WHAT YOU ARE ASKED TO DO: Images are not part of the copy; write out the rest of the data exactly as given.

begin RAW DATA

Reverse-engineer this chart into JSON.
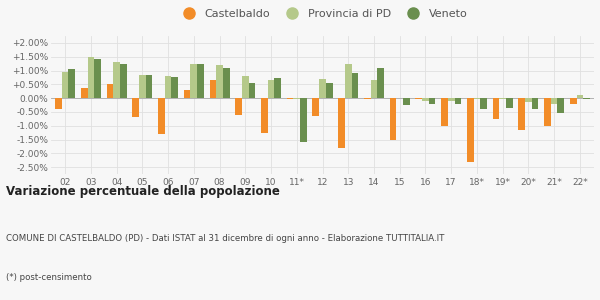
{
  "years": [
    "02",
    "03",
    "04",
    "05",
    "06",
    "07",
    "08",
    "09",
    "10",
    "11*",
    "12",
    "13",
    "14",
    "15",
    "16",
    "17",
    "18*",
    "19*",
    "20*",
    "21*",
    "22*"
  ],
  "castelbaldo": [
    -0.4,
    0.35,
    0.5,
    -0.7,
    -1.3,
    0.3,
    0.65,
    -0.6,
    -1.25,
    -0.05,
    -0.65,
    -1.8,
    -0.05,
    -1.5,
    -0.05,
    -1.0,
    -2.3,
    -0.75,
    -1.15,
    -1.0,
    -0.2
  ],
  "provincia": [
    0.95,
    1.5,
    1.3,
    0.85,
    0.8,
    1.25,
    1.2,
    0.8,
    0.65,
    -0.05,
    0.7,
    1.25,
    0.65,
    0.0,
    -0.1,
    -0.1,
    -0.05,
    -0.05,
    -0.15,
    -0.2,
    0.1
  ],
  "veneto": [
    1.05,
    1.42,
    1.22,
    0.82,
    0.75,
    1.25,
    1.1,
    0.55,
    0.72,
    -1.6,
    0.55,
    0.92,
    1.08,
    -0.25,
    -0.2,
    -0.2,
    -0.4,
    -0.35,
    -0.4,
    -0.55,
    -0.05
  ],
  "castelbaldo_color": "#f28c28",
  "provincia_color": "#b5c98a",
  "veneto_color": "#6a8f4e",
  "bg_color": "#f7f7f7",
  "grid_color": "#e0e0e0",
  "title_main": "Variazione percentuale della popolazione",
  "title_sub1": "COMUNE DI CASTELBALDO (PD) - Dati ISTAT al 31 dicembre di ogni anno - Elaborazione TUTTITALIA.IT",
  "title_sub2": "(*) post-censimento",
  "ylim": [
    -2.75,
    2.25
  ],
  "yticks": [
    -2.5,
    -2.0,
    -1.5,
    -1.0,
    -0.5,
    0.0,
    0.5,
    1.0,
    1.5,
    2.0
  ],
  "ytick_labels": [
    "-2.50%",
    "-2.00%",
    "-1.50%",
    "-1.00%",
    "-0.50%",
    "0.00%",
    "+0.50%",
    "+1.00%",
    "+1.50%",
    "+2.00%"
  ]
}
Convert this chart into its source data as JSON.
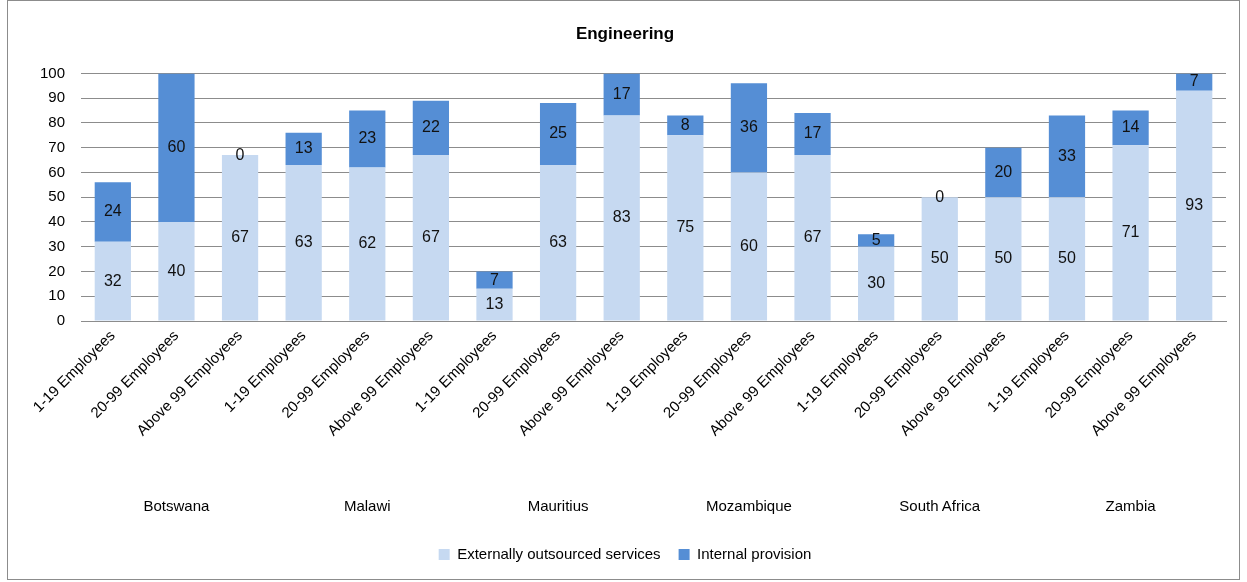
{
  "chart_data": {
    "type": "bar",
    "title": "Engineering",
    "categories": [
      "1-19 Employees",
      "20-99 Employees",
      "Above 99 Employees",
      "1-19 Employees",
      "20-99 Employees",
      "Above 99 Employees",
      "1-19 Employees",
      "20-99 Employees",
      "Above 99 Employees",
      "1-19 Employees",
      "20-99 Employees",
      "Above 99 Employees",
      "1-19 Employees",
      "20-99 Employees",
      "Above 99 Employees",
      "1-19 Employees",
      "20-99 Employees",
      "Above 99 Employees"
    ],
    "series": [
      {
        "name": "Externally outsourced services",
        "color": "#c6d9f1",
        "values": [
          32,
          40,
          67,
          63,
          62,
          67,
          13,
          63,
          83,
          75,
          60,
          67,
          30,
          50,
          50,
          50,
          71,
          93
        ]
      },
      {
        "name": "Internal provision",
        "color": "#558ed5",
        "values": [
          24,
          60,
          0,
          13,
          23,
          22,
          7,
          25,
          17,
          8,
          36,
          17,
          5,
          0,
          20,
          33,
          14,
          7
        ]
      }
    ],
    "stacked": true,
    "ylim": [
      0,
      100
    ],
    "yticks": [
      0,
      10,
      20,
      30,
      40,
      50,
      60,
      70,
      80,
      90,
      100
    ],
    "grid": "y",
    "legend": "bottom",
    "data_labels": true,
    "annotations": [
      "Botswana",
      "Malawi",
      "Mauritius",
      "Mozambique",
      "South Africa",
      "Zambia"
    ]
  }
}
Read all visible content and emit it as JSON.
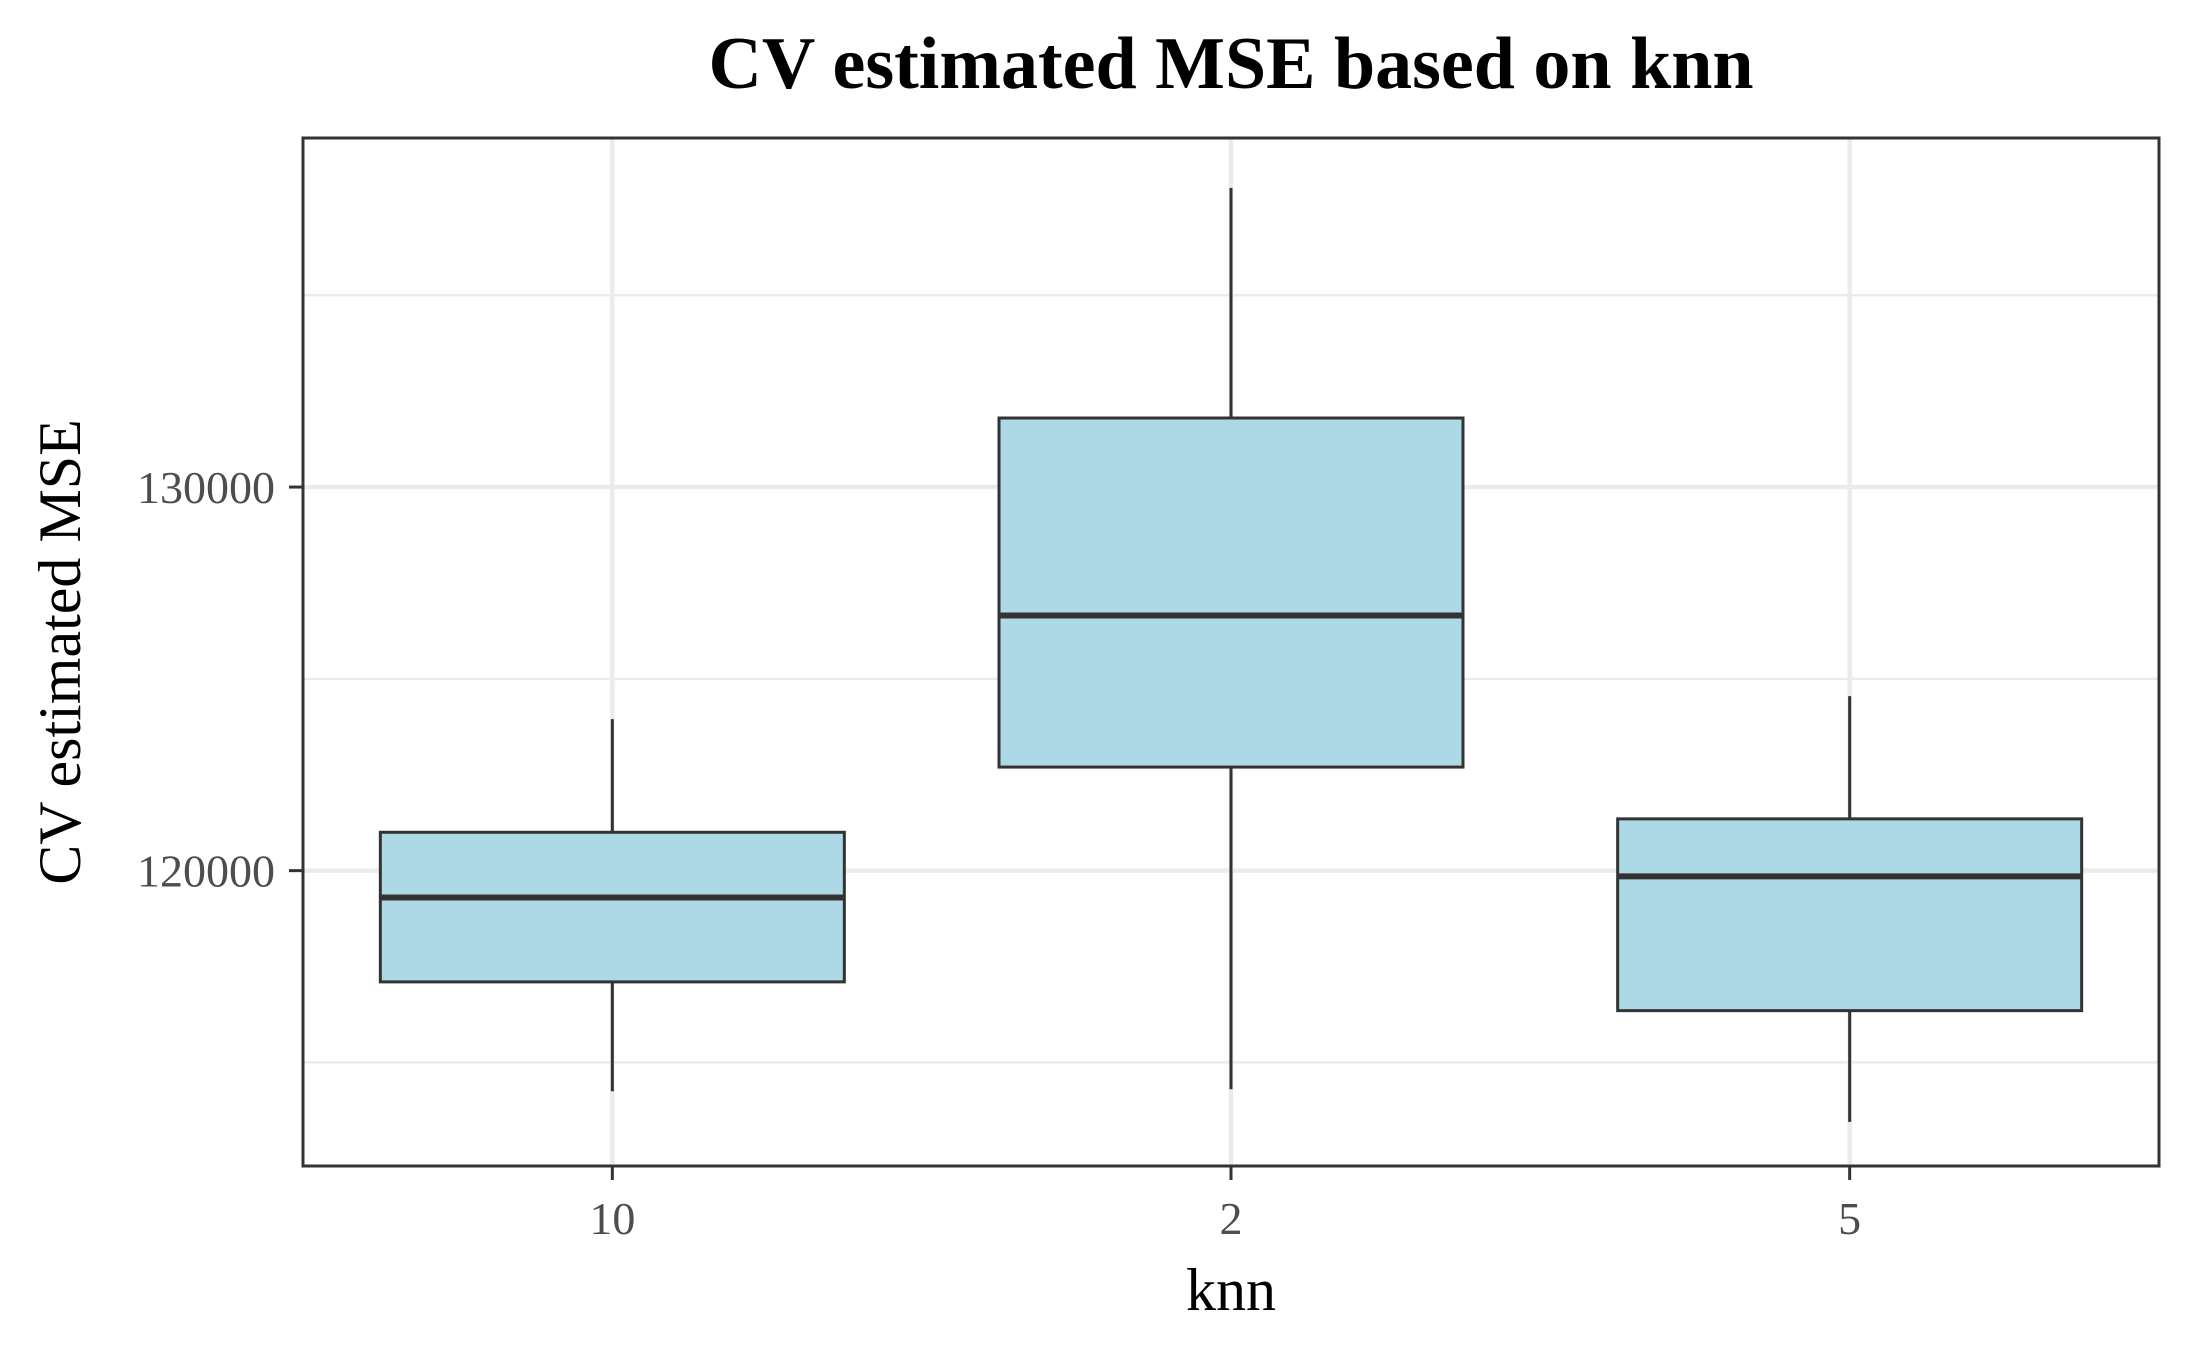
{
  "chart_data": {
    "type": "boxplot",
    "title": "CV estimated MSE based on knn",
    "xlabel": "knn",
    "ylabel": "CV estimated MSE",
    "categories": [
      "10",
      "2",
      "5"
    ],
    "boxes": [
      {
        "category": "10",
        "whisker_low": 114250,
        "q1": 117100,
        "median": 119300,
        "q3": 121000,
        "whisker_high": 123950
      },
      {
        "category": "2",
        "whisker_low": 114300,
        "q1": 122700,
        "median": 126650,
        "q3": 131800,
        "whisker_high": 137800
      },
      {
        "category": "5",
        "whisker_low": 113450,
        "q1": 116350,
        "median": 119850,
        "q3": 121350,
        "whisker_high": 124550
      }
    ],
    "y_ticks": [
      120000,
      130000
    ],
    "y_tick_labels": [
      "120000",
      "130000"
    ],
    "ylim": [
      112300,
      139100
    ],
    "grid": true,
    "box_fill": "#add8e6",
    "box_stroke": "#333333",
    "grid_color": "#ebebeb"
  }
}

end RAW DATA

RESPONSE TO THE TASK:
Reverse-engineer this chart into JSON.
{
  "years": [
    "02",
    "03",
    "04",
    "05",
    "06",
    "07",
    "08",
    "09",
    "10",
    "11*",
    "12",
    "13",
    "14",
    "15",
    "16",
    "17",
    "18*",
    "19*",
    "20*",
    "21*",
    "22*"
  ],
  "castelbaldo": [
    -0.4,
    0.35,
    0.5,
    -0.7,
    -1.3,
    0.3,
    0.65,
    -0.6,
    -1.25,
    -0.05,
    -0.65,
    -1.8,
    -0.05,
    -1.5,
    -0.05,
    -1.0,
    -2.3,
    -0.75,
    -1.15,
    -1.0,
    -0.2
  ],
  "provincia": [
    0.95,
    1.5,
    1.3,
    0.85,
    0.8,
    1.25,
    1.2,
    0.8,
    0.65,
    -0.05,
    0.7,
    1.25,
    0.65,
    0.0,
    -0.1,
    -0.1,
    -0.05,
    -0.05,
    -0.15,
    -0.2,
    0.1
  ],
  "veneto": [
    1.05,
    1.42,
    1.22,
    0.82,
    0.75,
    1.25,
    1.1,
    0.55,
    0.72,
    -1.6,
    0.55,
    0.92,
    1.08,
    -0.25,
    -0.2,
    -0.2,
    -0.4,
    -0.35,
    -0.4,
    -0.55,
    -0.05
  ],
  "castelbaldo_color": "#f28c28",
  "provincia_color": "#b5c98a",
  "veneto_color": "#6a8f4e",
  "bg_color": "#f7f7f7",
  "grid_color": "#e0e0e0",
  "title_main": "Variazione percentuale della popolazione",
  "title_sub1": "COMUNE DI CASTELBALDO (PD) - Dati ISTAT al 31 dicembre di ogni anno - Elaborazione TUTTITALIA.IT",
  "title_sub2": "(*) post-censimento",
  "ylim": [
    -2.75,
    2.25
  ],
  "yticks": [
    -2.5,
    -2.0,
    -1.5,
    -1.0,
    -0.5,
    0.0,
    0.5,
    1.0,
    1.5,
    2.0
  ],
  "ytick_labels": [
    "-2.50%",
    "-2.00%",
    "-1.50%",
    "-1.00%",
    "-0.50%",
    "0.00%",
    "+0.50%",
    "+1.00%",
    "+1.50%",
    "+2.00%"
  ]
}
Convert this chart into its source data as JSON.
{
  "chart_data": {
    "type": "bar",
    "title": "Engineering",
    "categories": [
      "1-19 Employees",
      "20-99 Employees",
      "Above 99 Employees",
      "1-19 Employees",
      "20-99 Employees",
      "Above 99 Employees",
      "1-19 Employees",
      "20-99 Employees",
      "Above 99 Employees",
      "1-19 Employees",
      "20-99 Employees",
      "Above 99 Employees",
      "1-19 Employees",
      "20-99 Employees",
      "Above 99 Employees",
      "1-19 Employees",
      "20-99 Employees",
      "Above 99 Employees"
    ],
    "series": [
      {
        "name": "Externally outsourced services",
        "color": "#c6d9f1",
        "values": [
          32,
          40,
          67,
          63,
          62,
          67,
          13,
          63,
          83,
          75,
          60,
          67,
          30,
          50,
          50,
          50,
          71,
          93
        ]
      },
      {
        "name": "Internal provision",
        "color": "#558ed5",
        "values": [
          24,
          60,
          0,
          13,
          23,
          22,
          7,
          25,
          17,
          8,
          36,
          17,
          5,
          0,
          20,
          33,
          14,
          7
        ]
      }
    ],
    "stacked": true,
    "ylim": [
      0,
      100
    ],
    "yticks": [
      0,
      10,
      20,
      30,
      40,
      50,
      60,
      70,
      80,
      90,
      100
    ],
    "grid": "y",
    "legend": "bottom",
    "data_labels": true,
    "annotations": [
      "Botswana",
      "Malawi",
      "Mauritius",
      "Mozambique",
      "South Africa",
      "Zambia"
    ]
  }
}
Read all visible content and emit it as JSON.
{
  "chart_data": {
    "type": "boxplot",
    "title": "CV estimated MSE based on knn",
    "xlabel": "knn",
    "ylabel": "CV estimated MSE",
    "categories": [
      "10",
      "2",
      "5"
    ],
    "boxes": [
      {
        "category": "10",
        "whisker_low": 114250,
        "q1": 117100,
        "median": 119300,
        "q3": 121000,
        "whisker_high": 123950
      },
      {
        "category": "2",
        "whisker_low": 114300,
        "q1": 122700,
        "median": 126650,
        "q3": 131800,
        "whisker_high": 137800
      },
      {
        "category": "5",
        "whisker_low": 113450,
        "q1": 116350,
        "median": 119850,
        "q3": 121350,
        "whisker_high": 124550
      }
    ],
    "y_ticks": [
      120000,
      130000
    ],
    "y_tick_labels": [
      "120000",
      "130000"
    ],
    "ylim": [
      112300,
      139100
    ],
    "grid": true,
    "box_fill": "#add8e6",
    "box_stroke": "#333333",
    "grid_color": "#ebebeb"
  }
}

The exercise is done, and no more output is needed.